══ RECORDS SHOWN

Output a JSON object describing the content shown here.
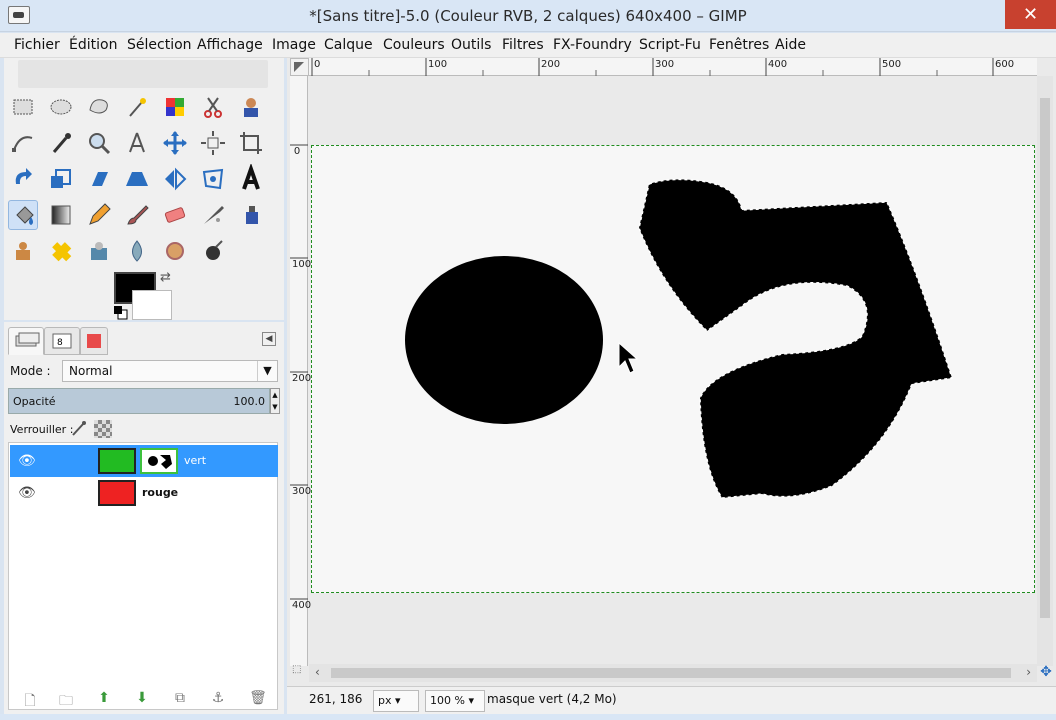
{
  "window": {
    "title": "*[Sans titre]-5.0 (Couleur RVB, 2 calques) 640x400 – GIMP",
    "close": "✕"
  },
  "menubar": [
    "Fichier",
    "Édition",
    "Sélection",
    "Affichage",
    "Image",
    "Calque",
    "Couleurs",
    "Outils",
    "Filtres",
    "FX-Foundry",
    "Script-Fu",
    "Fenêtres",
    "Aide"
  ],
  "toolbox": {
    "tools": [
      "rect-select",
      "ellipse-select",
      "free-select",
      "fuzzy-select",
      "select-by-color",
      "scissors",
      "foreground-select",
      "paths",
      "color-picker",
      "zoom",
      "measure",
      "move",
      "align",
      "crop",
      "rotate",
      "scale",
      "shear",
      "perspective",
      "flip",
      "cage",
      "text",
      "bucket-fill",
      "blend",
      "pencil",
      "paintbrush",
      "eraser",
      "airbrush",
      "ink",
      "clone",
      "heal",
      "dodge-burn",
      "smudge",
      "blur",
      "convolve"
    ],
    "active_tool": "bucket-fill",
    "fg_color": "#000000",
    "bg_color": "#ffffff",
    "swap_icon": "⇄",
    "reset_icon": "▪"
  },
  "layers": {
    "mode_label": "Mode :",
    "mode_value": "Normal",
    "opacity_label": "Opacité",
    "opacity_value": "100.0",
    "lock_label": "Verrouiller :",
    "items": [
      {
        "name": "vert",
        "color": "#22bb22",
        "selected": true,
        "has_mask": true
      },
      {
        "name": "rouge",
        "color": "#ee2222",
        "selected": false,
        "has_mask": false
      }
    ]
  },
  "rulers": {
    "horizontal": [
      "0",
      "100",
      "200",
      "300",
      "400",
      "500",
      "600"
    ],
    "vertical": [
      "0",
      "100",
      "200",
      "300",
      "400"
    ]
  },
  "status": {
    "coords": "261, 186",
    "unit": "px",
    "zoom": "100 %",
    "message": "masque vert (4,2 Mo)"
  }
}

════
══ RECORDS SHOWN

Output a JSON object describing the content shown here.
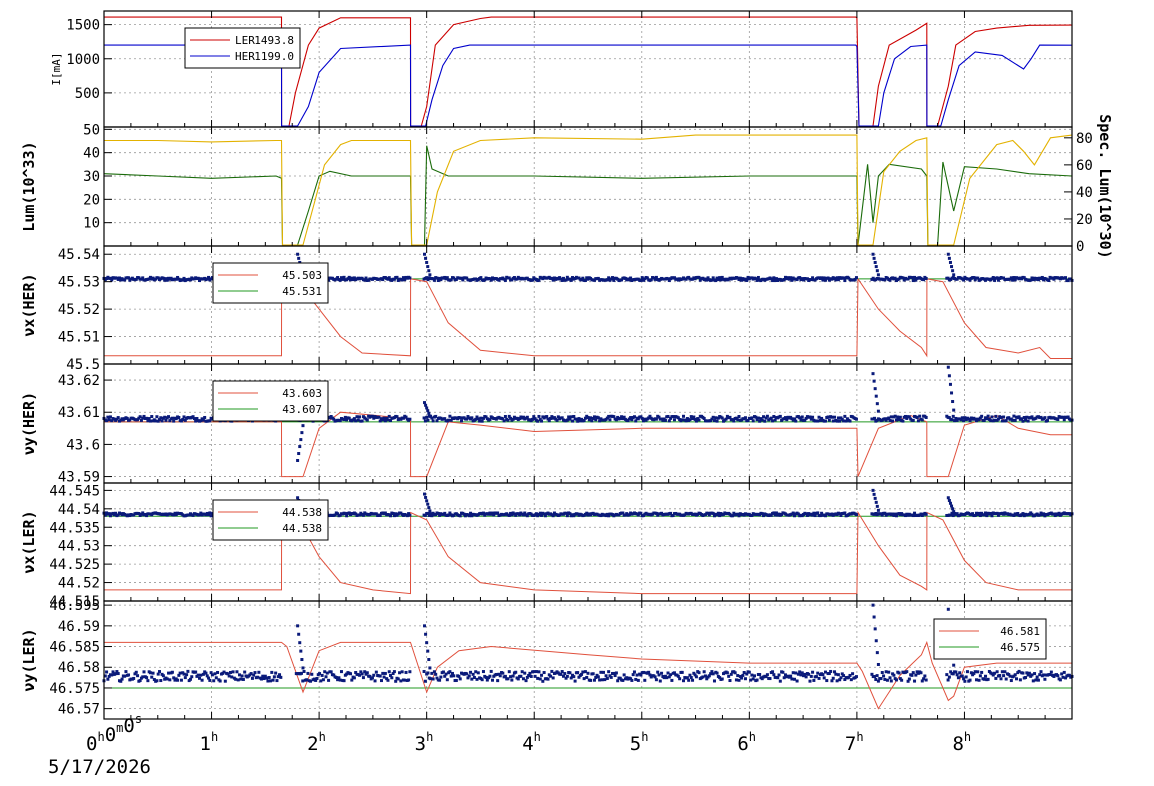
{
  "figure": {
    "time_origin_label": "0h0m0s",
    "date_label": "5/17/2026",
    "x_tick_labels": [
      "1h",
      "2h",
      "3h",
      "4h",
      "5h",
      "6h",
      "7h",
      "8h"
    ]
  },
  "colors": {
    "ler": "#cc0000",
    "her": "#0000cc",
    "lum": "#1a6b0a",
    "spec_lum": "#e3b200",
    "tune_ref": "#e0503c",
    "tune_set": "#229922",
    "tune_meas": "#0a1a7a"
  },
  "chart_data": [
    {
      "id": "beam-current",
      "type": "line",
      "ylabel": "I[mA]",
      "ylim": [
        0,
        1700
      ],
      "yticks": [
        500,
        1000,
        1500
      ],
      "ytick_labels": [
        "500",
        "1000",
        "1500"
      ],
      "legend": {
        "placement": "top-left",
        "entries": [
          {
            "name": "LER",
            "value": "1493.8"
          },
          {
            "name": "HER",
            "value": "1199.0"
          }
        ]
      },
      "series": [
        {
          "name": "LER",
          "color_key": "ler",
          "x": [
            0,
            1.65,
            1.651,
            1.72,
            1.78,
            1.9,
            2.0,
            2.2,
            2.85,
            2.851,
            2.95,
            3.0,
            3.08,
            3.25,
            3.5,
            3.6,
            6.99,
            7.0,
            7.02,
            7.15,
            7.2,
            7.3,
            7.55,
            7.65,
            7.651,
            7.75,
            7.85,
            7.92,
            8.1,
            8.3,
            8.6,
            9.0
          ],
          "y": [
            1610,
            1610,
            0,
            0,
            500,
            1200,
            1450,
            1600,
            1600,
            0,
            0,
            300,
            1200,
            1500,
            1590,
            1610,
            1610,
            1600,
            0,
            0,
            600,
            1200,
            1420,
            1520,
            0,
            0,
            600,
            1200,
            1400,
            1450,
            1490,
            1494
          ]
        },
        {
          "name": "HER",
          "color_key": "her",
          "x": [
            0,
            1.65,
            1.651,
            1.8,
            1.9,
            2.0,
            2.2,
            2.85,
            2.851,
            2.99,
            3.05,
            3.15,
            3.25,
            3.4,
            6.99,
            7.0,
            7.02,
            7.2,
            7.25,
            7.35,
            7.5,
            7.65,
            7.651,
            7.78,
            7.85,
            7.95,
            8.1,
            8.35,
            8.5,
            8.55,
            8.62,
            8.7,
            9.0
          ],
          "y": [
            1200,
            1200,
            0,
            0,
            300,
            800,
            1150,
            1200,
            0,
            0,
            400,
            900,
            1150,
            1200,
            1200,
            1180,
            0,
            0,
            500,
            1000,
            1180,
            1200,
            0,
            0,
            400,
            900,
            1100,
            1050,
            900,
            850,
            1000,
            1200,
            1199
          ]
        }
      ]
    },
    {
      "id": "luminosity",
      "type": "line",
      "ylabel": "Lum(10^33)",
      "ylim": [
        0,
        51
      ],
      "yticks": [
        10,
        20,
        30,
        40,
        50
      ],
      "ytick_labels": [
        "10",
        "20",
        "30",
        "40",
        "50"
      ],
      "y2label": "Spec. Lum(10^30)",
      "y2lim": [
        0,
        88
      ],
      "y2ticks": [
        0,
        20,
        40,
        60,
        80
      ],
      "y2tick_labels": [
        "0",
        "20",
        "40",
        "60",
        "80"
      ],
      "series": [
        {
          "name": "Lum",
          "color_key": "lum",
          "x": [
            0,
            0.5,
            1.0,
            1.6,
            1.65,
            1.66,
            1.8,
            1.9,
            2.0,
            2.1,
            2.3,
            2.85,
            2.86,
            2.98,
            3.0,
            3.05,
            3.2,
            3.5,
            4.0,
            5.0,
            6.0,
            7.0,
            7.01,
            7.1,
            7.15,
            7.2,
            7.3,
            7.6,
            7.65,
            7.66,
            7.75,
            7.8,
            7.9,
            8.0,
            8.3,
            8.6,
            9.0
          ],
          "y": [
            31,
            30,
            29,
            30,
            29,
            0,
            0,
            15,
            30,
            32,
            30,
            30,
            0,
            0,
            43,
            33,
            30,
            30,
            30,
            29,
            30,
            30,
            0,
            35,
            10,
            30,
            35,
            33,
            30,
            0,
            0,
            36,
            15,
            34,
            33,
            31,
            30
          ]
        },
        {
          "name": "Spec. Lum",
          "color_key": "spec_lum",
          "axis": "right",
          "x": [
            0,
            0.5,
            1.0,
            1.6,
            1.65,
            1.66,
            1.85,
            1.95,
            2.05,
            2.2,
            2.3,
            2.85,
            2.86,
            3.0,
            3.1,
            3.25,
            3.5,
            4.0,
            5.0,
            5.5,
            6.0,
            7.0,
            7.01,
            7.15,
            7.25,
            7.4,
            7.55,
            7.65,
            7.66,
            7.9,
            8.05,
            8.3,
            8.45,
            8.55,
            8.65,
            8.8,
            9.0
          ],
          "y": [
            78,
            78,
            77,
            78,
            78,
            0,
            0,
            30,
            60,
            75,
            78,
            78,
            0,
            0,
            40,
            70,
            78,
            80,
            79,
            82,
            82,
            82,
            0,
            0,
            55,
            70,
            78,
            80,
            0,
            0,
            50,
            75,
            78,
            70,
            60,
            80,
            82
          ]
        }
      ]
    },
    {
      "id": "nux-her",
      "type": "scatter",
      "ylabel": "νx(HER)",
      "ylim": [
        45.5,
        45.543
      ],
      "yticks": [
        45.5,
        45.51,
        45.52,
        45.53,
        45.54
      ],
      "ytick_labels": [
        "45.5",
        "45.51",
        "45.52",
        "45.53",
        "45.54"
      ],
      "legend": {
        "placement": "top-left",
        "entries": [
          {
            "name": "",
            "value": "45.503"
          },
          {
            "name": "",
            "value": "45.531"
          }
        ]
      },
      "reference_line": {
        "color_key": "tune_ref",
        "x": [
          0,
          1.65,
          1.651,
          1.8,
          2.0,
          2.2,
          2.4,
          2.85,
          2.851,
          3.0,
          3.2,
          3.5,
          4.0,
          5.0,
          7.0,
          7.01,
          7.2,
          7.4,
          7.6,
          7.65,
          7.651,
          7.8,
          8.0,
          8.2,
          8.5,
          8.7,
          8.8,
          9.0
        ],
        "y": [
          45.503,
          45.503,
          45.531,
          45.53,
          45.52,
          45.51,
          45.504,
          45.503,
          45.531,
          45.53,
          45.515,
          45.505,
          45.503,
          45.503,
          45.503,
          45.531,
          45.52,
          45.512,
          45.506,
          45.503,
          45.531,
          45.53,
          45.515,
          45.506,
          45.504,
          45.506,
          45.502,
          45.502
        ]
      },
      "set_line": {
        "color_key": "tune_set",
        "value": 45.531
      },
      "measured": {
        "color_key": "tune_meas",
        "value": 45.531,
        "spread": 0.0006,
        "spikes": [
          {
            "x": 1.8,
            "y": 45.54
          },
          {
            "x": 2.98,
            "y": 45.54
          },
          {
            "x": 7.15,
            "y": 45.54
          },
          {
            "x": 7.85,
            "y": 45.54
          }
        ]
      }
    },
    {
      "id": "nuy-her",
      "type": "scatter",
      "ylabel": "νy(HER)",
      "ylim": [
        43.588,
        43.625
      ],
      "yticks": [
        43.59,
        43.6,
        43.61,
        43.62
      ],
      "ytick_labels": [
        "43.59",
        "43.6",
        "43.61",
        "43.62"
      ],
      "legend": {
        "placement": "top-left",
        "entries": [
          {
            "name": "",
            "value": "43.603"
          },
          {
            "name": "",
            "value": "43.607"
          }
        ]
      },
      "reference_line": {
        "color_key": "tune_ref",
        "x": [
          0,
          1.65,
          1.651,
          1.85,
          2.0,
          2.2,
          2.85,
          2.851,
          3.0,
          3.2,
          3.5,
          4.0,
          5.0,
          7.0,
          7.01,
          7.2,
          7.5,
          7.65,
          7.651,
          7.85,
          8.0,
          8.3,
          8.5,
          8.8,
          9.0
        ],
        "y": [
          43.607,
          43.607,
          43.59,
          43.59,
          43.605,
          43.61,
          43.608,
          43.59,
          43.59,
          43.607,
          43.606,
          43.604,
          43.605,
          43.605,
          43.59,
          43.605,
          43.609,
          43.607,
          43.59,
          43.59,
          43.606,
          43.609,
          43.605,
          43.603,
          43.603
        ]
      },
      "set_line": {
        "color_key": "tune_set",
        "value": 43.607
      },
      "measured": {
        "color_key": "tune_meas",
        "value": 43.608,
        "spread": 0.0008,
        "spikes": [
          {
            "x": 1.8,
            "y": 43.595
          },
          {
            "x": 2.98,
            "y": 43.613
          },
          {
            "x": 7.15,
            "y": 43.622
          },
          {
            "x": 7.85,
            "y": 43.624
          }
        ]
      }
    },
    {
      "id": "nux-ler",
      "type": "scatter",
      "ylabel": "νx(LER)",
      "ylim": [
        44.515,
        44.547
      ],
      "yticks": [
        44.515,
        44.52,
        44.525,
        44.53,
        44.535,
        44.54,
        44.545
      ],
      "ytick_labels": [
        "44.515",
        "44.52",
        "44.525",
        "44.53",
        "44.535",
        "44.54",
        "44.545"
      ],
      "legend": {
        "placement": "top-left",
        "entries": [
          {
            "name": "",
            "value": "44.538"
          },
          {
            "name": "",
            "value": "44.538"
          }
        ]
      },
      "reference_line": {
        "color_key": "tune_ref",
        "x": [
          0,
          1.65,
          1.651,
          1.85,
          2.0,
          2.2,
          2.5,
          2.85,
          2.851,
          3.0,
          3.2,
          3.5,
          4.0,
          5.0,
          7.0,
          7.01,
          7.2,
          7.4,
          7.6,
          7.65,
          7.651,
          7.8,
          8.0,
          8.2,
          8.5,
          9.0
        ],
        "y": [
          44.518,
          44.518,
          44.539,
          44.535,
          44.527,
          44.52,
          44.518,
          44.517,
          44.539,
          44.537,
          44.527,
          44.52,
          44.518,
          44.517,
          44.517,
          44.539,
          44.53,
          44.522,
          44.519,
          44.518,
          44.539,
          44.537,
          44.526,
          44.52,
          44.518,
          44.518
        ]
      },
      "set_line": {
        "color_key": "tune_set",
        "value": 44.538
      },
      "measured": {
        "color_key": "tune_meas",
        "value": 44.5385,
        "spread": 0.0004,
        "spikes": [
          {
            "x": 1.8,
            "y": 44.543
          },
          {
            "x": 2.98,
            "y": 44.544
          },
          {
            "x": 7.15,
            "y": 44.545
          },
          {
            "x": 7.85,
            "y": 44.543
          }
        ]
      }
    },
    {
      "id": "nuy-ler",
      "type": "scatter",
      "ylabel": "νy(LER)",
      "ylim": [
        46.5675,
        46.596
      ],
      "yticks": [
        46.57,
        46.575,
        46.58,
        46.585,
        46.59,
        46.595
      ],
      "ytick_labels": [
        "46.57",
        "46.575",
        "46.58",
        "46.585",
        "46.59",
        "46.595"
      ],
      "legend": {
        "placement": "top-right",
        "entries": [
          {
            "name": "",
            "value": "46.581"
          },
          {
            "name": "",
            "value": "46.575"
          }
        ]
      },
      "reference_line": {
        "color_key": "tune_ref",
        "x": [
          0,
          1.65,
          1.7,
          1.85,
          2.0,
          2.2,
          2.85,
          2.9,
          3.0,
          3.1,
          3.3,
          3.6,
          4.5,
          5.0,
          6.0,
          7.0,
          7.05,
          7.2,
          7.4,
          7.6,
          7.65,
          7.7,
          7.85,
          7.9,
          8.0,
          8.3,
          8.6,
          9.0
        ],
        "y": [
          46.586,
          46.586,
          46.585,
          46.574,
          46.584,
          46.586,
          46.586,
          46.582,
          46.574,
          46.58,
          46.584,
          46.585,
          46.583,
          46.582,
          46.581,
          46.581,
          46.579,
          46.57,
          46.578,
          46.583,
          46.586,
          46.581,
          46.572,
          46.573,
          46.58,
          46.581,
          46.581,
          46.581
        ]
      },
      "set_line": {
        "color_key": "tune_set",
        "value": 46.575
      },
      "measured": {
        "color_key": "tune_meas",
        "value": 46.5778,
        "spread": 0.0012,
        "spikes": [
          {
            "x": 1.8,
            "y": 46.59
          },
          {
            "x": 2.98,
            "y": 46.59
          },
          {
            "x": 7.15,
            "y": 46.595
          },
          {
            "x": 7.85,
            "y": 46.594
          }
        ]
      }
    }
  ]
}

════

AIM
In the entries above, how many lines contain the word "spread"? Answer with the number only.

ANSWER TO THIS TASK
4